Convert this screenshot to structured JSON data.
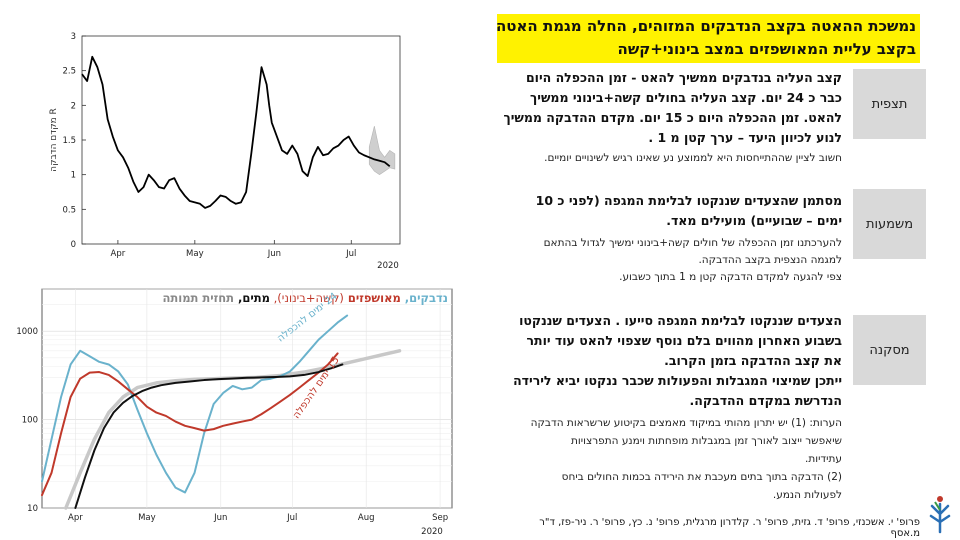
{
  "slide_title": {
    "line1": "נמשכת ההאטה בקצב הנדבקים המזוהים, החלה מגמת האטה",
    "line2": "בקצב עליית המאושפזים במצב בינוני+קשה"
  },
  "sections": [
    {
      "label": "תצפית",
      "main_lines": [
        "קצב העליה בנדבקים ממשיך להאט - זמן ההכפלה היום",
        "כבר כ 24 יום. קצב העליה בחולים קשה+בינוני ממשיך",
        "להאט. זמן ההכפלה היום כ 15 יום. מקדם ההדבקה ממשיך",
        "לנוע לכיוון היעד – ערך קטן מ 1 ."
      ],
      "sub_lines": [
        "חשוב לציין שההתייחסות היא לממוצע נע שאינו רגיש לשינויים יומיים."
      ]
    },
    {
      "label": "משמעות",
      "main_lines": [
        "מסתמן שהצעדים שננקטו לבלימת המגפה (לפני כ 10",
        "ימים – שבועיים) מועילים מאד."
      ],
      "sub_lines": [
        "להערכתנו זמן ההכפלה של חולים קשה+בינוני ימשיך לגדול בהתאם",
        "למגמה הנצפית בקצב ההדבקה.",
        "צפי להגעה למקדם הדבקה קטן מ 1 בתוך כשבוע."
      ]
    },
    {
      "label": "מסקנה",
      "main_lines": [
        "הצעדים שננקטו לבלימת המגפה סייעו . הצעדים שננקטו",
        "בשבוע האחרון מהווים בלם נוסף שצפוי להאט עוד יותר",
        "את קצב ההדבקה בזמן הקרוב.",
        "ייתכן שמיצוי המגבלות והפעולות שכבר ננקטו יביא לירידה",
        "הנדרשת במקדם ההדבקה."
      ],
      "sub_lines": [
        "הערות: (1) יש יתרון מהותי במיקוד מאמצים בקיטוע שרשראות הדבקה",
        "שיאפשר ייצוב לאורך זמן במגבלות מופחתות וימנע התפרצויות",
        "עתידיות.",
        " (2) הדבקה בתוך בתים מעכבת את הירידה בכמות החולים ביחס",
        "לפעולות הנמע."
      ]
    }
  ],
  "credits": "פרופ' י. אשכנזי, פרופ' ד. גזית, פרופ' ר. קלדרון מרגלית, פרופ' נ. כץ, פרופ' ר. ניר-פז, ד\"ר מ.אסף",
  "logo_icon": "tree-logo-icon",
  "colors": {
    "cases": "#6ab2cc",
    "hospitalized": "#c0392b",
    "deaths": "#111111",
    "forecast": "#c8c8c8",
    "title_highlight": "#fff200",
    "label_bg": "#d9d9d9"
  },
  "chart_data": [
    {
      "type": "line",
      "title": "",
      "ylabel": "מקדם הדבקה R",
      "xlabel": "",
      "year_label": "2020",
      "ylim": [
        0,
        3
      ],
      "yticks": [
        "0",
        "0.5",
        "1",
        "1.5",
        "2",
        "2.5",
        "3"
      ],
      "x_ticks": [
        {
          "day": 14,
          "label": "Apr"
        },
        {
          "day": 44,
          "label": "May"
        },
        {
          "day": 75,
          "label": "Jun"
        },
        {
          "day": 105,
          "label": "Jul"
        }
      ],
      "xlim": [
        0,
        124
      ],
      "grid": false,
      "series": [
        {
          "x": [
            0,
            2,
            4,
            6,
            8,
            10,
            12,
            14,
            16,
            18,
            20,
            22,
            24,
            26,
            28,
            30,
            32,
            34,
            36,
            38,
            40,
            42,
            44,
            46,
            48,
            50,
            52,
            54,
            56,
            58,
            60,
            62,
            64,
            66,
            68,
            70,
            72,
            73,
            74,
            76,
            78,
            80,
            82,
            84,
            86,
            88,
            90,
            92,
            94,
            96,
            98,
            100,
            102,
            104,
            106,
            108,
            110,
            112,
            114,
            116,
            118,
            120
          ],
          "values": [
            2.45,
            2.35,
            2.7,
            2.55,
            2.3,
            1.8,
            1.55,
            1.35,
            1.25,
            1.1,
            0.9,
            0.75,
            0.82,
            1.0,
            0.92,
            0.82,
            0.8,
            0.92,
            0.95,
            0.8,
            0.7,
            0.62,
            0.6,
            0.58,
            0.52,
            0.55,
            0.62,
            0.7,
            0.68,
            0.62,
            0.58,
            0.6,
            0.75,
            1.3,
            1.9,
            2.55,
            2.3,
            2.0,
            1.75,
            1.55,
            1.35,
            1.3,
            1.42,
            1.3,
            1.05,
            0.98,
            1.25,
            1.4,
            1.28,
            1.3,
            1.38,
            1.42,
            1.5,
            1.55,
            1.42,
            1.32,
            1.28,
            1.25,
            1.22,
            1.2,
            1.18,
            1.12
          ]
        }
      ],
      "uncertainty_band": {
        "x": [
          112,
          114,
          116,
          118,
          120,
          122
        ],
        "upper": [
          1.4,
          1.7,
          1.35,
          1.25,
          1.35,
          1.3
        ],
        "lower": [
          1.15,
          1.05,
          1.0,
          1.05,
          1.1,
          1.08
        ]
      }
    },
    {
      "type": "line",
      "title": "",
      "legend_parts": [
        {
          "text": "נדבקים, ",
          "series": "cases"
        },
        {
          "text": "מאושפזים ",
          "series": "hospitalized"
        },
        {
          "text": "(קשה+בינוני), ",
          "series": "hospitalized_light"
        },
        {
          "text": "מתים, ",
          "series": "deaths"
        },
        {
          "text": "תחזית תמותה",
          "series": "forecast"
        }
      ],
      "annotations": [
        {
          "text": "24 ימים להכפלה",
          "series": "cases"
        },
        {
          "text": "15 ימים להכפלה",
          "series": "hospitalized"
        }
      ],
      "year_label": "2020",
      "yscale": "log",
      "ylim": [
        10,
        3000
      ],
      "yticks": [
        "10",
        "100",
        "1000"
      ],
      "x_ticks": [
        {
          "day": 14,
          "label": "Apr"
        },
        {
          "day": 44,
          "label": "May"
        },
        {
          "day": 75,
          "label": "Jun"
        },
        {
          "day": 105,
          "label": "Jul"
        },
        {
          "day": 136,
          "label": "Aug"
        },
        {
          "day": 167,
          "label": "Sep"
        }
      ],
      "xlim": [
        0,
        172
      ],
      "grid": true,
      "series": [
        {
          "name": "נדבקים",
          "key": "cases",
          "x": [
            0,
            4,
            8,
            12,
            16,
            20,
            24,
            28,
            32,
            36,
            40,
            44,
            48,
            52,
            56,
            60,
            64,
            68,
            72,
            76,
            80,
            84,
            88,
            92,
            96,
            100,
            104,
            108,
            112,
            116,
            120,
            124,
            128
          ],
          "values": [
            20,
            60,
            180,
            420,
            600,
            520,
            450,
            420,
            350,
            250,
            130,
            70,
            40,
            25,
            17,
            15,
            25,
            70,
            150,
            200,
            240,
            220,
            230,
            280,
            290,
            310,
            350,
            450,
            600,
            800,
            1000,
            1250,
            1500
          ]
        },
        {
          "name": "מאושפזים (קשה+בינוני)",
          "key": "hospitalized",
          "x": [
            0,
            4,
            8,
            12,
            16,
            20,
            24,
            28,
            32,
            36,
            40,
            44,
            48,
            52,
            56,
            60,
            64,
            68,
            72,
            76,
            80,
            84,
            88,
            92,
            96,
            100,
            104,
            108,
            112,
            116,
            120,
            124
          ],
          "values": [
            14,
            25,
            70,
            180,
            290,
            340,
            345,
            320,
            270,
            220,
            180,
            140,
            120,
            110,
            95,
            85,
            80,
            75,
            78,
            85,
            90,
            95,
            100,
            115,
            135,
            160,
            190,
            230,
            280,
            340,
            420,
            560
          ]
        },
        {
          "name": "מתים",
          "key": "deaths",
          "x": [
            14,
            18,
            22,
            26,
            30,
            34,
            38,
            42,
            46,
            50,
            56,
            62,
            68,
            74,
            80,
            86,
            92,
            98,
            104,
            110,
            116,
            122,
            126
          ],
          "values": [
            10,
            22,
            45,
            80,
            120,
            155,
            185,
            210,
            230,
            245,
            260,
            270,
            280,
            287,
            292,
            297,
            300,
            303,
            308,
            320,
            345,
            385,
            420
          ]
        },
        {
          "name": "תחזית תמותה",
          "key": "forecast",
          "x": [
            10,
            16,
            22,
            28,
            34,
            40,
            48,
            56,
            64,
            72,
            80,
            90,
            100,
            110,
            120,
            130,
            140,
            150
          ],
          "values": [
            10,
            25,
            60,
            120,
            180,
            230,
            260,
            275,
            285,
            290,
            295,
            300,
            315,
            345,
            390,
            450,
            520,
            600
          ]
        }
      ]
    }
  ]
}
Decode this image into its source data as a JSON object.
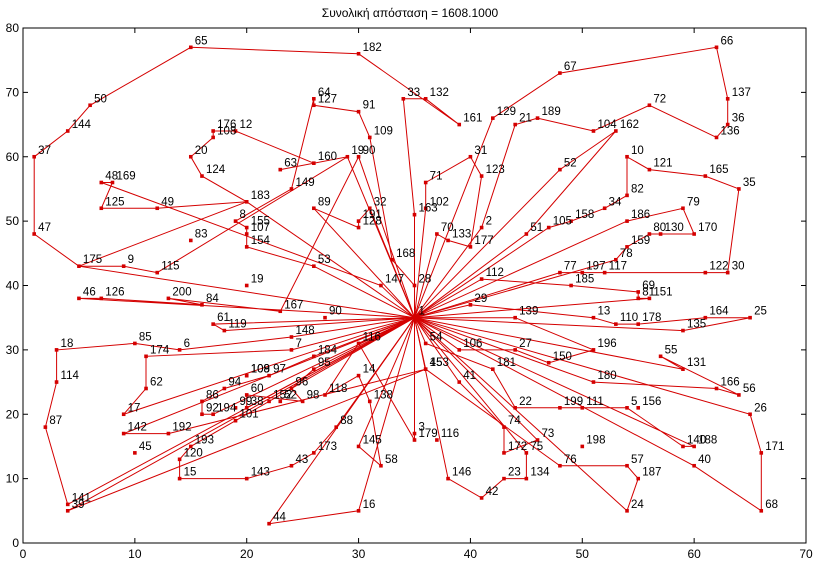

## What the exercise asks
Across the entries above, how many lines contain "name"? Provide only the count.

## Result of this task
4